___ Exercise data
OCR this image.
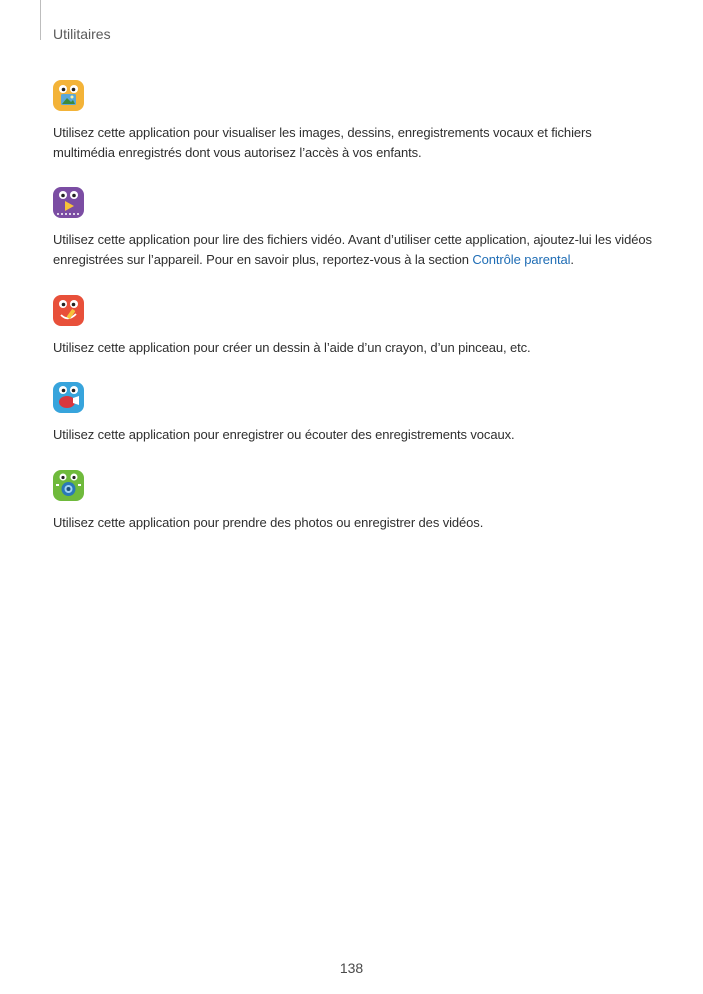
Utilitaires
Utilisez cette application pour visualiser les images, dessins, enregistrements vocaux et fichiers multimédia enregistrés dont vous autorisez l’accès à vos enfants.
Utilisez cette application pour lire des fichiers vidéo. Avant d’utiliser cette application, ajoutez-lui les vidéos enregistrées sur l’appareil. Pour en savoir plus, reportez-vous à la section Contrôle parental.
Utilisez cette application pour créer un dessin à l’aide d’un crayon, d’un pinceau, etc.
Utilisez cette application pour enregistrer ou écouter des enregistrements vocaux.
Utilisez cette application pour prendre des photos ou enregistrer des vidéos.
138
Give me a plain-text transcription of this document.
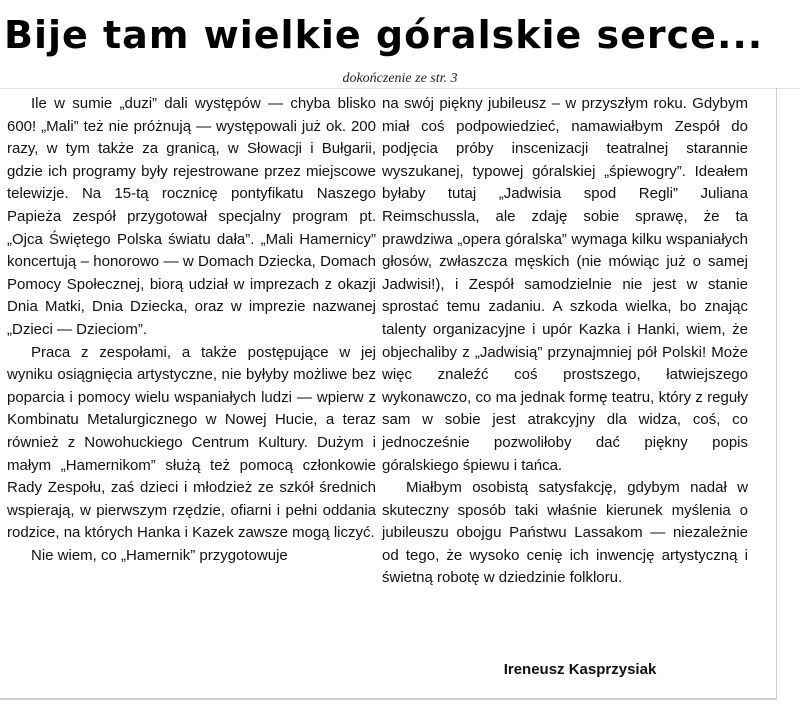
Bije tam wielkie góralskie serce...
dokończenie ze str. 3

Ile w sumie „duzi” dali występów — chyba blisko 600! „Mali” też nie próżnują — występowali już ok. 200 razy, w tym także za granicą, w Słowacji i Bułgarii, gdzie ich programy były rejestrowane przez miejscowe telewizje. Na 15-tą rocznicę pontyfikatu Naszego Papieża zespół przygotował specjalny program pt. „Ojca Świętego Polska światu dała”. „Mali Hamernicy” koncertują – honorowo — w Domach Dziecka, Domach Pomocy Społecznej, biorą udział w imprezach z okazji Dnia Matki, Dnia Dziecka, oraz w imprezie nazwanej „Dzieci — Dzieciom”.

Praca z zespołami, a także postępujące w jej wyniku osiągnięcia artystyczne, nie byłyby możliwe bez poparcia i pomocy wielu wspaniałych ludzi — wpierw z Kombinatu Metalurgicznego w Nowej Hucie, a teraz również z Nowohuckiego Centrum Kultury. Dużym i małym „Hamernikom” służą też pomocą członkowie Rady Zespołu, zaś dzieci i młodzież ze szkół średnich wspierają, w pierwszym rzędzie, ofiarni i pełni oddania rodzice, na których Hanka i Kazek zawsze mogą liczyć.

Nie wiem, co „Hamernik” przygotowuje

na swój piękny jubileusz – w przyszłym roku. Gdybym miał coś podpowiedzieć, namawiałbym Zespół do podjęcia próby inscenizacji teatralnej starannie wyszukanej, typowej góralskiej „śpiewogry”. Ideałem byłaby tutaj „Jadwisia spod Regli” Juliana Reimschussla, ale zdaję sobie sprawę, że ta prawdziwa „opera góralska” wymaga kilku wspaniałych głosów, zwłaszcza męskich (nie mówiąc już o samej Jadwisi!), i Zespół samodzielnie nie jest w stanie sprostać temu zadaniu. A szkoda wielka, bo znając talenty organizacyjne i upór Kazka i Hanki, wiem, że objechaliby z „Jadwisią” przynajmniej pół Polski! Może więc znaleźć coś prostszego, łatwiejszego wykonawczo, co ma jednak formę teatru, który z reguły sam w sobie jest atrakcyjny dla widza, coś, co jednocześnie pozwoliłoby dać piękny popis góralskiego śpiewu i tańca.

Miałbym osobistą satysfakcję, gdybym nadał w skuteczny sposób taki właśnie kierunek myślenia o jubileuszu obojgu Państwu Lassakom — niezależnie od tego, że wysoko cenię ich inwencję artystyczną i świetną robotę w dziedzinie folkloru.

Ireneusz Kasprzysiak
______
Problem details: In the records, locate each line holding the string "enregistrements" and copy it.

Full response:
Utilisez cette application pour visualiser les images, dessins, enregistrements vocaux et fichiers multimédia enregistrés dont vous autorisez l’accès à vos enfants.
Utilisez cette application pour enregistrer ou écouter des enregistrements vocaux.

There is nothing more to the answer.